Saved entries

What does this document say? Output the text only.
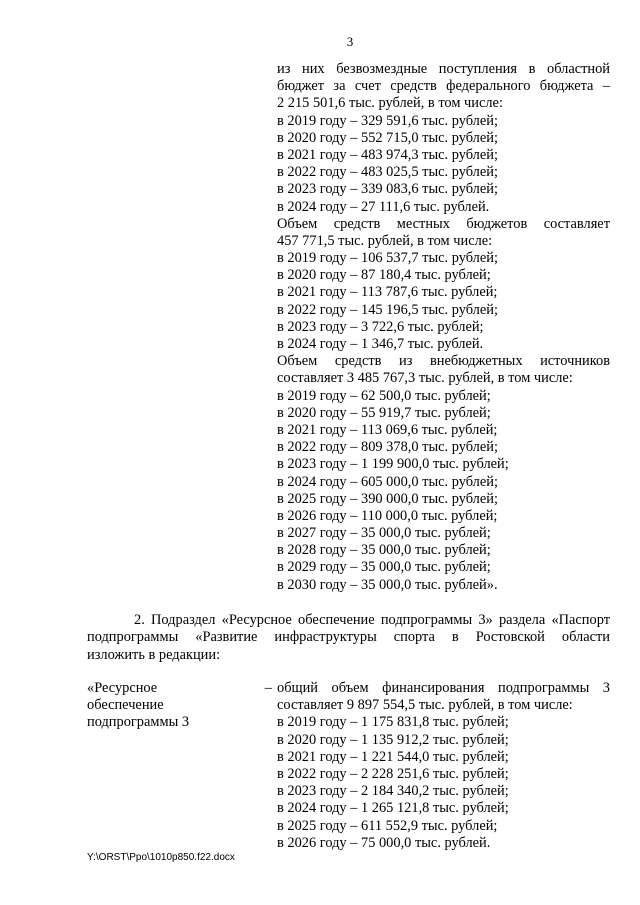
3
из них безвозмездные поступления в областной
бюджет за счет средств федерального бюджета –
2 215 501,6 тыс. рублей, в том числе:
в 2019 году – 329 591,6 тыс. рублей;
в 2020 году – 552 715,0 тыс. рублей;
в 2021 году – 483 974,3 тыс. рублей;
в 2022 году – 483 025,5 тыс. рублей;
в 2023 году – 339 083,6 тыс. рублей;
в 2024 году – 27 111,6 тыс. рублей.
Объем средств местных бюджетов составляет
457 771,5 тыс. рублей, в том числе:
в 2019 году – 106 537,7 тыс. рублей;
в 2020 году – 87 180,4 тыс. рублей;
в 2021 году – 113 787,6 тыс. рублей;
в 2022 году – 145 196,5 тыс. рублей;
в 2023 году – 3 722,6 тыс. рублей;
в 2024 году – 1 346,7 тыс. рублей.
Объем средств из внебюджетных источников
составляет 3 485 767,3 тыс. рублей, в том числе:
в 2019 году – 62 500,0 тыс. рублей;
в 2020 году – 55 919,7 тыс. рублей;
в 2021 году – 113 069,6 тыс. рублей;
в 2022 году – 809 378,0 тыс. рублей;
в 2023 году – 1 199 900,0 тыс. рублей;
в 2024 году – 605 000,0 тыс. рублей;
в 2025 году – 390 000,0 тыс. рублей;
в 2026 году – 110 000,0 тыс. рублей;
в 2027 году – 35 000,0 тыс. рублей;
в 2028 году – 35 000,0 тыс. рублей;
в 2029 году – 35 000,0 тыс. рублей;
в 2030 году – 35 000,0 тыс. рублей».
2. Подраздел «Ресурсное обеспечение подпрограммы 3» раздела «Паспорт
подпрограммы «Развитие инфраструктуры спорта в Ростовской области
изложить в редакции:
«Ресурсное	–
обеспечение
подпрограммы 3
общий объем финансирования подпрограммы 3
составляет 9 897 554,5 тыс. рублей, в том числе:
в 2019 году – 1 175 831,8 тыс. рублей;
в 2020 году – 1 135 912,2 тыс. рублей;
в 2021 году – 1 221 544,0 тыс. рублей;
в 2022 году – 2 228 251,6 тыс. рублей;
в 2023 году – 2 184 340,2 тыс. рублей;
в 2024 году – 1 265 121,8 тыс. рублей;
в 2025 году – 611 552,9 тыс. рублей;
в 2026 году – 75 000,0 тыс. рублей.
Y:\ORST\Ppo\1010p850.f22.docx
==
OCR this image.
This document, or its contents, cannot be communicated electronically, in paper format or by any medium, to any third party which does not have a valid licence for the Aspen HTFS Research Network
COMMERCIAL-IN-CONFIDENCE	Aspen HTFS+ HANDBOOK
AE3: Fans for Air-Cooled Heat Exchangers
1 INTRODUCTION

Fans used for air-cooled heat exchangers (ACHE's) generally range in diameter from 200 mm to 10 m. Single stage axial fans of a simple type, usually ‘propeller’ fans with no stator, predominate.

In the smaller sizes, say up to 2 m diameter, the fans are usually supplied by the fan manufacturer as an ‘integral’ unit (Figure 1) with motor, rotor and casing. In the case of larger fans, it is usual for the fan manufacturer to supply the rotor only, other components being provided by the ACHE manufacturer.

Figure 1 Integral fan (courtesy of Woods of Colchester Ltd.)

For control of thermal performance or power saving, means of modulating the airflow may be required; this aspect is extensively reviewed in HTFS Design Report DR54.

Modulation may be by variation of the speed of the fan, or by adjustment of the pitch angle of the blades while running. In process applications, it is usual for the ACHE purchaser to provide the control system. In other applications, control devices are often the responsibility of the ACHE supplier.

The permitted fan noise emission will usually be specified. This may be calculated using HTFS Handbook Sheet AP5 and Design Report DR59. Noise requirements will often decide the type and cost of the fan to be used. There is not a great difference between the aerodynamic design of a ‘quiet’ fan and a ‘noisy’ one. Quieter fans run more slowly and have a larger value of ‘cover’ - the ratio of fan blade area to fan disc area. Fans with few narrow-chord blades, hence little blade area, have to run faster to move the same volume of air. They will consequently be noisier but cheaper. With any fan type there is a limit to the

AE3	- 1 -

• [DIRECTIVE] Select every line in the material above where the string "обеспечение" occurs, and copy it.

• [OUTPUT FOR THIS EXERCISE]
2. Подраздел «Ресурсное обеспечение подпрограммы 3» раздела «Паспорт
обеспечение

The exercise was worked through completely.